---------- TEXTE EXTRAIT
Abou Zéïd doit donc nous apparaître plutôt comme un musulman très intelligent que comme un philosophe, au sens que nous avons expliqué. A nos yeux sa physionomie est plus semblable à celle des Motazélites qu'à celle des philosophes, bien qu'il ait combattu ceux-là et qu'il ait été classé parmi ces derniers. La multitude des systèmes auxquels il a touché nous remet en mémoire cette masse confuse de pensées, ce chaos philosophique au-dessus duquel monta la grande tradition scolastique. Il était utile de le mentionner pour nous donner une fois de plus cette vision. Mais, selon l'ordre que nous suivons, il ne marque pas un progrès, et après nous être un instant arrêté près de lui, nous devons l'oublier dans l'ombre de son maître el-Kindi.
Mohammed fils de Mohammed fils de Tarkhân Abou Nasr el-Fârâbi, le plus grand philosophe musulman avant Avicenne, était d'origine turque. La ville de Fârâb, où il naquit, aujourd'hui Otrar, est située sur le Yaxarte ou Syr Darya. Farabi fut élève d'un médecin chrétien, Yohanna fils de Hîlân qui mourut à Bagdad sous le règne de Moktadir; il recueillit beaucoup de fruit de son enseignement. On dit aussi qu'il étudia en la compagnie d'Abou Bichr Matta, un traducteur dont nous avons parlé, et qu'il s'habitua auprès de lui à ramasser sa pensée dans des phrases brèves et profondes. Il se rendit à la cour de Séïf ed-Daoulah fils de Hamdân, et il paraît avoir vécu paisiblement sous sa protection, sous l'habit des Soufis. Ce prince l'estima et lui donna un rang éminent parmi les siens. Quand Séïf ed-Daoulah eut pris Damas, Farabi se rendit avec lui dans cette ville, où il mourut en l'an 339. D'après Ibn Abi Oséïbiah, il aurait fait un voyage en Égypte l'année qui précéda sa mort.
Les Orientaux ont comblé Farabi d'éloges. El-Kifti dit de lui: «Il devança tous ses contemporains et les dépassa dans l'argumentation et dans l'explication des livres de logique; il dissipa leur obscurité, découvrit leur mystère, facilita leur compréhension, et il condensa ce qu'ils contiennent de plus utile dans des écrits irréprochables pour le sens, clairement rédigés, où il releva les fautes qui étaient échappées à Kindi.» Et Abou'l-Faradj, généralisant d'un coup l'éloge, dit: «Ses livres de logique, de physique, de théologie et de politique atteignirent la limite de ce qu'on peut désirer et le sommet de l'excellence.» Mais, puisque nous possédons plusieurs ouvrages importants de Farabi, il sera préférable que nous en jugions par nous-mêmes.
La liste complète des œuvres de ce philosophe serait longue. Steinschneider a fait de sa bibliographie une étude fouillée, minutieuse, chargée d'érudition 82. De même qu'el-Kindi, Farabi est beaucoup plutôt un interprète et un commentateur des auteurs grecs qu'un véritable traducteur.
--------------------
» **BUT ÉNONCÉ 1**: Dans l'extrait sur Farabi, relevez tous les domaines dont Abou'l-Faradj cite les livres dans son éloge.
» **BUT ÉNONCÉ 2**:
Répondez à ces questions sur l'extrait sur Farabi :
(a) Quel est aujourd'hui le nom de la ville de Fârâb ?
(b) Dans quelle ville Farabi est-il mort, et en quelle année ?
(c) Qui a fait une étude fouillée de sa bibliographie ?
» **BUT ÉNONCÉ 3**: Poursuivez l'extrait sur Farabi à la suite de sa dernière phrase.
---------- LIGNES FOURNIES
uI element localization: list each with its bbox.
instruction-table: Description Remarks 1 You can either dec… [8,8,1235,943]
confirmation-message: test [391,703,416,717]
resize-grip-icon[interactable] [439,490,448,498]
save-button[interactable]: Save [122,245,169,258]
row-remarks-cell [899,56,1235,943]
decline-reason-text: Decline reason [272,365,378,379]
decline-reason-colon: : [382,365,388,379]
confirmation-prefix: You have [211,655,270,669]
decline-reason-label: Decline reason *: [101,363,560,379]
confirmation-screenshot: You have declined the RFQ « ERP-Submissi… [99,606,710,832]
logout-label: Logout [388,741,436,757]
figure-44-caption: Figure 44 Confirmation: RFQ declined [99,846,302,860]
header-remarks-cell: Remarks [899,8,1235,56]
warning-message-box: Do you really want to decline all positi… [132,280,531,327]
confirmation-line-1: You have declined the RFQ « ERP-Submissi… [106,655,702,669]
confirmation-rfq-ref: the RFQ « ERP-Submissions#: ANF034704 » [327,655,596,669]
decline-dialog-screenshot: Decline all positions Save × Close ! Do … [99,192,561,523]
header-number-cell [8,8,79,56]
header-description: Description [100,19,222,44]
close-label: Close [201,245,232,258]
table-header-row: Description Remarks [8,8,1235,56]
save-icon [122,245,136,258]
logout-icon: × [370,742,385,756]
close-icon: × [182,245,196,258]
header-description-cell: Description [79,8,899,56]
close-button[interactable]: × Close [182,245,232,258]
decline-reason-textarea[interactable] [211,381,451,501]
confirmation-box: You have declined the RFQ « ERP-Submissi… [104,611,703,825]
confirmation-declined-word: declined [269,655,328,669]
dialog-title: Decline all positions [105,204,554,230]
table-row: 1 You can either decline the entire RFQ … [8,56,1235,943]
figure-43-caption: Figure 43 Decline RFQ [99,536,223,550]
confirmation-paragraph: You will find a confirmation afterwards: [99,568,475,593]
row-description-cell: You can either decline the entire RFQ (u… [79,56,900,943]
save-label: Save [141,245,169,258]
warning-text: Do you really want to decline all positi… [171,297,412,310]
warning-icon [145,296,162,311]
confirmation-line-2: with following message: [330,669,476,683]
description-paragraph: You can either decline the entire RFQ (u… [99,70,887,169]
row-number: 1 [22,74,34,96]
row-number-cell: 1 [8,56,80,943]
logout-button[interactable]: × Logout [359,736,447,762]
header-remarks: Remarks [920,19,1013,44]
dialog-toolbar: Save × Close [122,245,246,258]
--------------------
» **RÉSULTAT FINAL 1**:
- la logique
- la physique
- la théologie
- la politique

» **RÉSULTAT FINAL 2**:
(a) Otrar.
(b) À Damas, en l'an 339.
(c) Steinschneider.

» **RÉSULTAT FINAL 3**:
Il écrivit une Introduction à la logique, un Abrégé de logique selon la méthode des théologiens 83, une série de commentaires à l'Isagoge de Porphyre, aux Catégories, aux Herméneia, aux premiers et aux seconds Analytiques, aux Topiques, à la Sophistique, à la Rhétorique et à la Poétique, le tout constituant un Organon complet divisé en neuf parties. Il commenta l'Éthique à Nicomaque, et composa sur la politique des œuvres importantes, comme nous le redirons; l'une est une somme des Lois de Platon; une autre a pour titre: de l'Obtention de la félicité. Il traita maintes questions métaphysiques dans des écrits divers dont quelques-uns subsistent dans nos bibliothèques: l'Intelligence et l'intelligible, l'Ame, la Force de l'âme, l'Unité et l'Un, la Substance, le Temps, le Vide, l'Espace et la Mesure. On lui doit un commentaire au livre de l'Ame d'Alexandre d'Aphrodise. La conciliation entre Platon et Aristote le préoccupa, nous le verrons. Il écrivit sur le But de Platon et d'Aristote, et sur la Concordance entre Platon et Aristote; il prit la défense d'Aristote contre ses interprètes; il écrivit contre Galien, contre Jean Philoponus, en tant qu'ils interprètent mal Aristote, et il formula une Intervention entre Aristote et Galien.
L'œuvre scientifique de Farabi n'est pas très considérable par rapport à son œuvre philosophique. Il donna cependant encore des commentaires à la Physique d'Aristote, à la Météorologie, aux traités du Ciel et du Monde, un Commentaire à l'Almageste de Ptolémée, un traité sur le Mouvement des sphères célestes, même un essai sur l'explication des propositions difficiles des Éléments d'Euclide. Il s'occupa de sciences occultes, écrivit sur l'Alchimie, la Géomancie, les Génies et les Songes. Il ne fut pas médecin. On lui doit enfin dans le domaine de l'art de très importants traités musicaux qui ont été étudiés par Kosegarten 84. Farabi était un admirable musicien. Sa virtuosité excitait l'admiration de Séïf ed-Daoulah, et la littérature en a gardé le souvenir.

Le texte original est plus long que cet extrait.